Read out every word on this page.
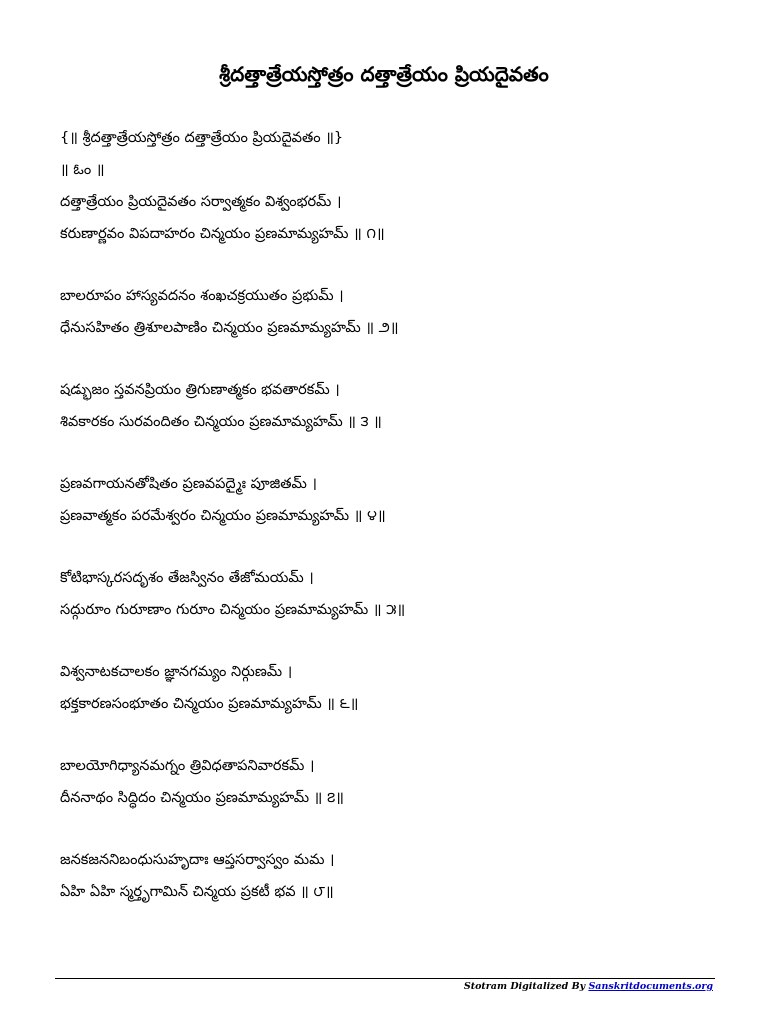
శ్రీదత్తాత్రేయస్తోత్రం దత్తాత్రేయం ప్రియదైవతం
{॥ శ్రీదత్తాత్రేయస్తోత్రం దత్తాత్రేయం ప్రియదైవతం ॥}
॥ ఓం ॥
దత్తాత్రేయం ప్రియదైవతం సర్వాత్మకం విశ్వంభరమ్ ।
కరుణార్ణవం విపదాహరం చిన్మయం ప్రణమామ్యహమ్ ॥ ౧॥
బాలరూపం హాస్యవదనం శంఖచక్రయుతం ప్రభుమ్ ।
ధేనుసహితం త్రిశూలపాణిం చిన్మయం ప్రణమామ్యహమ్ ॥ ౨॥
షడ్భుజం స్తవనప్రియం త్రిగుణాత్మకం భవతారకమ్ ।
శివకారకం సురవందితం చిన్మయం ప్రణమామ్యహమ్ ॥ ౩ ॥
ప్రణవగాయనతోషితం ప్రణవపద్మైః పూజితమ్ ।
ప్రణవాత్మకం పరమేశ్వరం చిన్మయం ప్రణమామ్యహమ్ ॥ ౪॥
కోటిభాస్కరసదృశం తేజస్వినం తేజోమయమ్ ।
సద్గురూం గురూణాం గురూం చిన్మయం ప్రణమామ్యహమ్ ॥ ౫॥
విశ్వనాటకచాలకం జ్ఞానగమ్యం నిర్గుణమ్ ।
భక్తకారణసంభూతం చిన్మయం ప్రణమామ్యహమ్ ॥ ౬॥
బాలయోగిధ్యానమగ్నం త్రివిధతాపనివారకమ్ ।
దీననాథం సిద్ధిదం చిన్మయం ప్రణమామ్యహమ్ ॥ ౭॥
జనకజననిబంధుసుహృదాః ఆప్తసర్వాస్వం మమ ।
ఏహి ఏహి స్మర్తృగామిన్ చిన్మయ ప్రకటీ భవ ॥ ౮॥
Stotram Digitalized By Sanskritdocuments.org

§ §

## Problem description
Reproduce the data verbatim. Do not carry any picture into the copy.

## Written solution
Read out every word on this page.
శ్రీదత్తాత్రేయస్తోత్రం దత్తాత్రేయం ప్రియదైవతం
{॥ శ్రీదత్తాత్రేయస్తోత్రం దత్తాత్రేయం ప్రియదైవతం ॥}
॥ ఓం ॥
దత్తాత్రేయం ప్రియదైవతం సర్వాత్మకం విశ్వంభరమ్ ।
కరుణార్ణవం విపదాహరం చిన్మయం ప్రణమామ్యహమ్ ॥ ౧॥
బాలరూపం హాస్యవదనం శంఖచక్రయుతం ప్రభుమ్ ।
ధేనుసహితం త్రిశూలపాణిం చిన్మయం ప్రణమామ్యహమ్ ॥ ౨॥
షడ్భుజం స్తవనప్రియం త్రిగుణాత్మకం భవతారకమ్ ।
శివకారకం సురవందితం చిన్మయం ప్రణమామ్యహమ్ ॥ ౩ ॥
ప్రణవగాయనతోషితం ప్రణవపద్మైః పూజితమ్ ।
ప్రణవాత్మకం పరమేశ్వరం చిన్మయం ప్రణమామ్యహమ్ ॥ ౪॥
కోటిభాస్కరసదృశం తేజస్వినం తేజోమయమ్ ।
సద్గురూం గురూణాం గురూం చిన్మయం ప్రణమామ్యహమ్ ॥ ౫॥
విశ్వనాటకచాలకం జ్ఞానగమ్యం నిర్గుణమ్ ।
భక్తకారణసంభూతం చిన్మయం ప్రణమామ్యహమ్ ॥ ౬॥
బాలయోగిధ్యానమగ్నం త్రివిధతాపనివారకమ్ ।
దీననాథం సిద్ధిదం చిన్మయం ప్రణమామ్యహమ్ ॥ ౭॥
జనకజననిబంధుసుహృదాః ఆప్తసర్వాస్వం మమ ।
ఏహి ఏహి స్మర్తృగామిన్ చిన్మయ ప్రకటీ భవ ॥ ౮॥
Stotram Digitalized By Sanskritdocuments.org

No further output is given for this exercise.